● Passage given
+---+
Best Video Game: Splatoon

This is the only competetive online game I have ever been good enough at for it to be fun. (Unless there is a snow day for most of the US. Then I can’t even get off the spawn point without getting splatted.)

Best Worst Youtube Video: https://youtu.be/ayq41-UJ7Cg

I mean just look at this net!

Best Webcomic: Kiwi Blitz

This was a tough category and I think I graded the heavy hitters too harshly. But Blitz is a plucky comic that has kept going through all sorts of adversity. By that I mean the creator Mary Cagle has kept going on it even though she has had all sorts of other things going on. Most comics like this end as the creators find the need to do other things. Blitz is a labor of love and it shows.

Best Me: Vernon.

If there was another person eligible in this category I’d like to meet them.

Well 2016 sure was something. Personally it has been pretty good. Being out of school has allowed me to think my own thoughts. Having a vacation from work has allowed me to examine my goals and priorities. I’ve been writing far more often. My midsingles ward feels like home and people know I exist.
The prevailing meme these last few months has been 2016 worst year. Yeah, there was a lot of awfulness.

Infighting among our super heroes.
We have lost so many real life legends.
I have lost friends and family.
Our two party system asked us to choose between the worst candidates.
Wars and terrorism burned daily across the planet.

The world have never been safe. 2016 was no different. People will do what we’ve always done, roll with the punches and pick up the pieces. The British “Keep Calm and Carry On” posters have been made fun of so much, but it is a much better policy than “Panic and Fall Apart.”

Heroes are redeemed, that’s how stories work.
There will always be room for new legends, we need to work to be them.
Making new friends doesn’t dishonor the old ones. Loving the family we still have doesn’t desert those not with us.
As always we need to oppose or support our elected officials at every turn. We still have a constitution.
I don’t know how to salve the world’s suffering.
+---+
● Raw data
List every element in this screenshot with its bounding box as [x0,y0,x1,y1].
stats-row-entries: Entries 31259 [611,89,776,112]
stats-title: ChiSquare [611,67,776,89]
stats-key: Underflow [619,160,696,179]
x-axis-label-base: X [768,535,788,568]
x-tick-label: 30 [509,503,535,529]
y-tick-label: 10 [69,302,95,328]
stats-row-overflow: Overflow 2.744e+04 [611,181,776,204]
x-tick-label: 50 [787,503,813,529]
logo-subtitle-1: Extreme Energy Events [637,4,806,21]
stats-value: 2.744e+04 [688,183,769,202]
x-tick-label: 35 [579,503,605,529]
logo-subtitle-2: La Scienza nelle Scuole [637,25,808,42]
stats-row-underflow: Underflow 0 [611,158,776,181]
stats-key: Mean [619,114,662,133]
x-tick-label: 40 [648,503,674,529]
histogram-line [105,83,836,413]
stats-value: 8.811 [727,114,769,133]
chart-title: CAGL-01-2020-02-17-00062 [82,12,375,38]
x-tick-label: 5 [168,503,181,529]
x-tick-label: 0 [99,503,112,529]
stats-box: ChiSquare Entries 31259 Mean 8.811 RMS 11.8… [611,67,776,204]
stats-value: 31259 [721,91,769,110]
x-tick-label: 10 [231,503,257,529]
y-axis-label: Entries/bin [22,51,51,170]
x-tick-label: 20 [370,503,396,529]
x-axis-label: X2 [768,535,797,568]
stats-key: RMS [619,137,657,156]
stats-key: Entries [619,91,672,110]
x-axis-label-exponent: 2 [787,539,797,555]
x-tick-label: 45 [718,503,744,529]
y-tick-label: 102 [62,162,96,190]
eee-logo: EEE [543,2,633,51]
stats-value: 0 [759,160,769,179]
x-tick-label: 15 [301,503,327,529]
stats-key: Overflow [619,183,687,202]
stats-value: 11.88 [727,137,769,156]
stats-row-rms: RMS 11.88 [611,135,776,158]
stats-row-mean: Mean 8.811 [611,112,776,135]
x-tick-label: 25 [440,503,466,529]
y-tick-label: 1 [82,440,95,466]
+---+
● What you will do
• A. Quote the records from their first line through the line that holds "y-tick-label: 10 [69,302,95,328]", including both of those lines.
• B. Extend the year-end awards post, picking up right after its final sentence.
The post and the records were taken from unrelated sources.

● Answers to the exercises
• A.
List every element in this screenshot with its bounding box as [x0,y0,x1,y1].
stats-row-entries: Entries 31259 [611,89,776,112]
stats-title: ChiSquare [611,67,776,89]
stats-key: Underflow [619,160,696,179]
x-axis-label-base: X [768,535,788,568]
x-tick-label: 30 [509,503,535,529]
y-tick-label: 10 [69,302,95,328]

• B.
The world is turning still, the sun still burns. We are moving forward whether it seems that way or not. We can make our worlds better. Complaining doesn’t save the world. Facebook isn’t a clear picture of it. You will find what you are looking for. If you look for the negative, it is there. The positive is also there. As for resolutions:

 

bentwook

So that’s a relief. My resolution was broken minutes into 2017. Actually I usually try to write 100 goals. They have to be crossoffable and are often books I want to read or artistic endeavors I want to work on. I usually don’t reach 100 and forget about it but still it is good to plan. Right now I’m sitting at 47. This year I’m going to keep those in the back of my notebook that I carry with me everywhere. If I fill that notebook then I’ll transfer the goals to the new notebook.
Another technique I have picked up is a weekly goal journal. You list three goals. The goals have to be measurable. Measurable is like: get to sleep by ten, write three blog posts, don’t eat ramen for every meal. Unmeasurable is like: be happy, exercise more(unless you track your exercise), be less vague. Every morning you look in the journal to remind yourself of your goals. Then every night you review your goals and write out how you did. The important thing with this goal journal is it not be an overlord. If you didn’t work on a particular goal that day just write that, no biggie.
Renewal is important. It prevents late fees and gives more breathing room. The important thing to remember is that if the rules you impose on yourself are hurting you you can break them.

One thing I find frustrating is adults who feel the need to apologize for their reading habits, whatever those habits are. Nearly everyone does it. “I don’t read as much as I should.” “I don’t read very fast.” “I don’t read anything important.” “I read too much.” My question is: who set these rules? Is there some reading authority out there telling people that reading is a competition? One must read the right books at the right speed in the proper amount. Is there an award for the person who most meets these guidelines? Are the judges secret so one might be talking to a judge at any time? Must we be ready at all times to give the proper answer or face serious consequences?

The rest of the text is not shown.